## Exercise
Extract each line holding the word "data" from the entries.
[Start of Listed entries]
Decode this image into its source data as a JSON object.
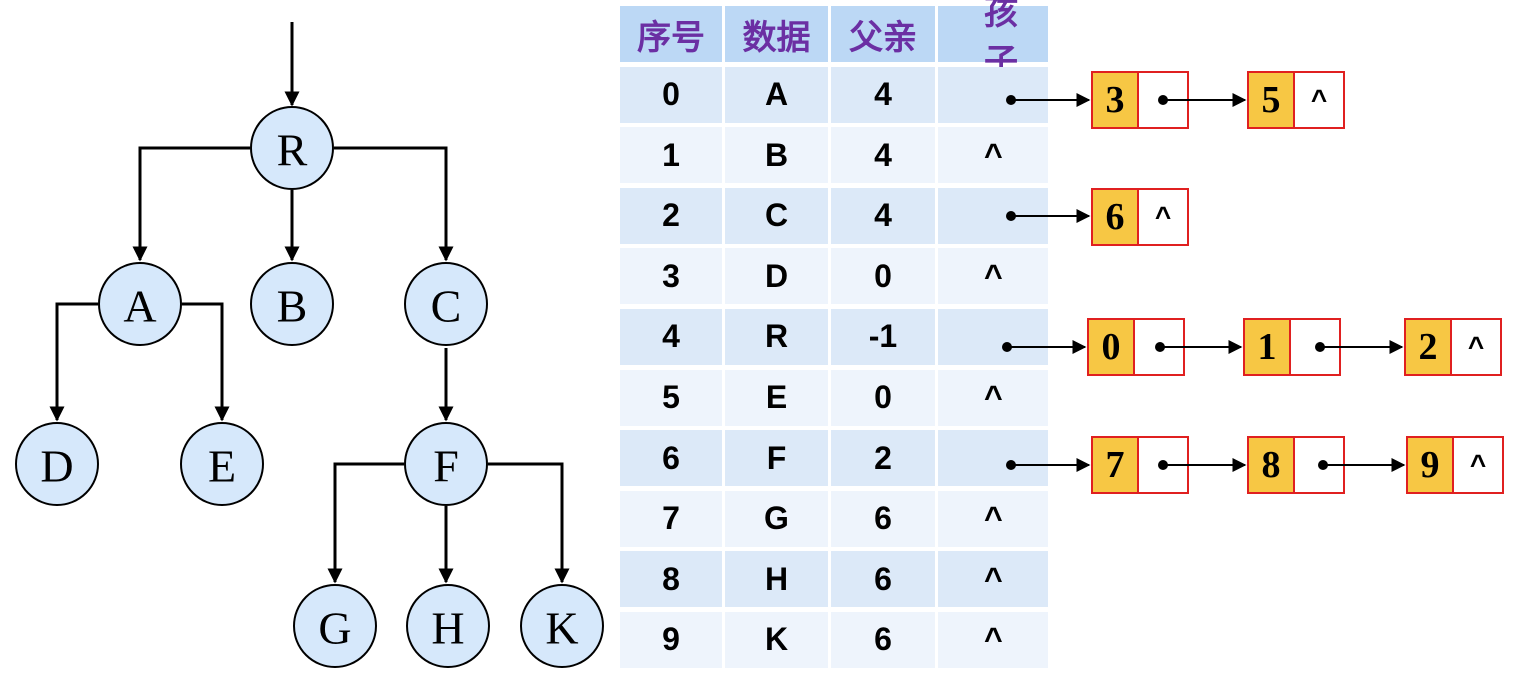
{
  "tree": {
    "nodes": [
      "R",
      "A",
      "B",
      "C",
      "D",
      "E",
      "F",
      "G",
      "H",
      "K"
    ]
  },
  "table": {
    "headers": [
      "序号",
      "数据",
      "父亲",
      "孩子"
    ],
    "rows": [
      {
        "index": "0",
        "data": "A",
        "parent": "4",
        "child": ""
      },
      {
        "index": "1",
        "data": "B",
        "parent": "4",
        "child": "^"
      },
      {
        "index": "2",
        "data": "C",
        "parent": "4",
        "child": ""
      },
      {
        "index": "3",
        "data": "D",
        "parent": "0",
        "child": "^"
      },
      {
        "index": "4",
        "data": "R",
        "parent": "-1",
        "child": ""
      },
      {
        "index": "5",
        "data": "E",
        "parent": "0",
        "child": "^"
      },
      {
        "index": "6",
        "data": "F",
        "parent": "2",
        "child": ""
      },
      {
        "index": "7",
        "data": "G",
        "parent": "6",
        "child": "^"
      },
      {
        "index": "8",
        "data": "H",
        "parent": "6",
        "child": "^"
      },
      {
        "index": "9",
        "data": "K",
        "parent": "6",
        "child": "^"
      }
    ]
  },
  "child_lists": [
    {
      "row": "0",
      "nodes": [
        {
          "index": "3",
          "next": ""
        },
        {
          "index": "5",
          "next": "^"
        }
      ]
    },
    {
      "row": "2",
      "nodes": [
        {
          "index": "6",
          "next": "^"
        }
      ]
    },
    {
      "row": "4",
      "nodes": [
        {
          "index": "0",
          "next": ""
        },
        {
          "index": "1",
          "next": ""
        },
        {
          "index": "2",
          "next": "^"
        }
      ]
    },
    {
      "row": "6",
      "nodes": [
        {
          "index": "7",
          "next": ""
        },
        {
          "index": "8",
          "next": ""
        },
        {
          "index": "9",
          "next": "^"
        }
      ]
    }
  ],
  "colors": {
    "node_fill": "#d6e8fb",
    "header_text": "#6b2fa3",
    "list_index_fill": "#f7c744",
    "list_border": "#e02020"
  }
}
[End of Listed entries]
## Exercise solution
Decode this image into its source data as a JSON object.
        "data": "A",
        "data": "B",
        "data": "C",
        "data": "D",
        "data": "R",
        "data": "E",
        "data": "F",
        "data": "G",
        "data": "H",
        "data": "K",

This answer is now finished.